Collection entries

_____

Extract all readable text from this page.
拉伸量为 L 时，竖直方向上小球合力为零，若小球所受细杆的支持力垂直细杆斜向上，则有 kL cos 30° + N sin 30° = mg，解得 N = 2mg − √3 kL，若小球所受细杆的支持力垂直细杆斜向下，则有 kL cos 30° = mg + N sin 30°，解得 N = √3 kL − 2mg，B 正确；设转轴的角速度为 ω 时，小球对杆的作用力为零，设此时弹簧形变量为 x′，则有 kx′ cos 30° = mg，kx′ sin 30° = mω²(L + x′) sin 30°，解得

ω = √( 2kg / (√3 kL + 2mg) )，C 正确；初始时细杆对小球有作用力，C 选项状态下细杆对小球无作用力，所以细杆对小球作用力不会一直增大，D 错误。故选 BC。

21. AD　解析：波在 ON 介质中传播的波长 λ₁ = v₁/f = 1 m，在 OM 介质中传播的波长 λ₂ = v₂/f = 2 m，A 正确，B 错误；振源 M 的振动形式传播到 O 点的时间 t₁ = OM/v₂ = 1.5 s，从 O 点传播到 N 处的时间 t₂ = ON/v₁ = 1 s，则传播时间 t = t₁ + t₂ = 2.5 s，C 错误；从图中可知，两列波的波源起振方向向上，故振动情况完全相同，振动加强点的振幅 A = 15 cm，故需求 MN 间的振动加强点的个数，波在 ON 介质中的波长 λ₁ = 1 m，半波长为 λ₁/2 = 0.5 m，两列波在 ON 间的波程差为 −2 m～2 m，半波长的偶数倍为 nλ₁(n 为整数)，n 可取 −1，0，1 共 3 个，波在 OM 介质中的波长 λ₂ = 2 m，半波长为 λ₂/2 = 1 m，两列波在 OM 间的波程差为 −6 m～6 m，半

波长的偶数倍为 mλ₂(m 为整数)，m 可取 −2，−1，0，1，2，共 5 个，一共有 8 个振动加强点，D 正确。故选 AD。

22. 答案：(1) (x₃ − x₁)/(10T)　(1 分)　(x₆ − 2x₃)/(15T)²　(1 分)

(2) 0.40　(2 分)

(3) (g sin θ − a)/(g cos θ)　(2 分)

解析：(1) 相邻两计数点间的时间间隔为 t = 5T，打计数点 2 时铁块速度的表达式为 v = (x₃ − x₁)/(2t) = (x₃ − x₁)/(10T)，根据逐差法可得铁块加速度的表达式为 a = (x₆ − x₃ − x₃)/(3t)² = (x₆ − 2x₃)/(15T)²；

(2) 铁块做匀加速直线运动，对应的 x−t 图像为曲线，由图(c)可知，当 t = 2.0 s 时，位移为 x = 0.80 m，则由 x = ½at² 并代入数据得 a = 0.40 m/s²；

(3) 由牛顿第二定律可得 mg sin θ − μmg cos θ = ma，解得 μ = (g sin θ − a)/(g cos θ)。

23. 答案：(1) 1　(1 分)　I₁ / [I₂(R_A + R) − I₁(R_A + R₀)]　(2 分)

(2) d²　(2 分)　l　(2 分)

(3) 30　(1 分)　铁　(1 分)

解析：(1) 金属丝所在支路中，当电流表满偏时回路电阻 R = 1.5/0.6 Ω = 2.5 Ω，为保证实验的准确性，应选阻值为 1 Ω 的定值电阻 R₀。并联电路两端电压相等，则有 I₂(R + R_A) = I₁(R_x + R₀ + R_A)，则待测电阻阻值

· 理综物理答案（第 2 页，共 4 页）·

_____

* [WHAT YOU WILL DO]
Quote every record above exactly.

* [TASK ANSWER]
Extract all readable text from this page.
拉伸量为 L 时，竖直方向上小球合力为零，若小球所受细杆的支持力垂直细杆斜向上，则有 kL cos 30° + N sin 30° = mg，解得 N = 2mg − √3 kL，若小球所受细杆的支持力垂直细杆斜向下，则有 kL cos 30° = mg + N sin 30°，解得 N = √3 kL − 2mg，B 正确；设转轴的角速度为 ω 时，小球对杆的作用力为零，设此时弹簧形变量为 x′，则有 kx′ cos 30° = mg，kx′ sin 30° = mω²(L + x′) sin 30°，解得

ω = √( 2kg / (√3 kL + 2mg) )，C 正确；初始时细杆对小球有作用力，C 选项状态下细杆对小球无作用力，所以细杆对小球作用力不会一直增大，D 错误。故选 BC。

21. AD　解析：波在 ON 介质中传播的波长 λ₁ = v₁/f = 1 m，在 OM 介质中传播的波长 λ₂ = v₂/f = 2 m，A 正确，B 错误；振源 M 的振动形式传播到 O 点的时间 t₁ = OM/v₂ = 1.5 s，从 O 点传播到 N 处的时间 t₂ = ON/v₁ = 1 s，则传播时间 t = t₁ + t₂ = 2.5 s，C 错误；从图中可知，两列波的波源起振方向向上，故振动情况完全相同，振动加强点的振幅 A = 15 cm，故需求 MN 间的振动加强点的个数，波在 ON 介质中的波长 λ₁ = 1 m，半波长为 λ₁/2 = 0.5 m，两列波在 ON 间的波程差为 −2 m～2 m，半波长的偶数倍为 nλ₁(n 为整数)，n 可取 −1，0，1 共 3 个，波在 OM 介质中的波长 λ₂ = 2 m，半波长为 λ₂/2 = 1 m，两列波在 OM 间的波程差为 −6 m～6 m，半

波长的偶数倍为 mλ₂(m 为整数)，m 可取 −2，−1，0，1，2，共 5 个，一共有 8 个振动加强点，D 正确。故选 AD。

22. 答案：(1) (x₃ − x₁)/(10T)　(1 分)　(x₆ − 2x₃)/(15T)²　(1 分)

(2) 0.40　(2 分)

(3) (g sin θ − a)/(g cos θ)　(2 分)

解析：(1) 相邻两计数点间的时间间隔为 t = 5T，打计数点 2 时铁块速度的表达式为 v = (x₃ − x₁)/(2t) = (x₃ − x₁)/(10T)，根据逐差法可得铁块加速度的表达式为 a = (x₆ − x₃ − x₃)/(3t)² = (x₆ − 2x₃)/(15T)²；

(2) 铁块做匀加速直线运动，对应的 x−t 图像为曲线，由图(c)可知，当 t = 2.0 s 时，位移为 x = 0.80 m，则由 x = ½at² 并代入数据得 a = 0.40 m/s²；

(3) 由牛顿第二定律可得 mg sin θ − μmg cos θ = ma，解得 μ = (g sin θ − a)/(g cos θ)。

23. 答案：(1) 1　(1 分)　I₁ / [I₂(R_A + R) − I₁(R_A + R₀)]　(2 分)

(2) d²　(2 分)　l　(2 分)

(3) 30　(1 分)　铁　(1 分)

解析：(1) 金属丝所在支路中，当电流表满偏时回路电阻 R = 1.5/0.6 Ω = 2.5 Ω，为保证实验的准确性，应选阻值为 1 Ω 的定值电阻 R₀。并联电路两端电压相等，则有 I₂(R + R_A) = I₁(R_x + R₀ + R_A)，则待测电阻阻值

· 理综物理答案（第 2 页，共 4 页）·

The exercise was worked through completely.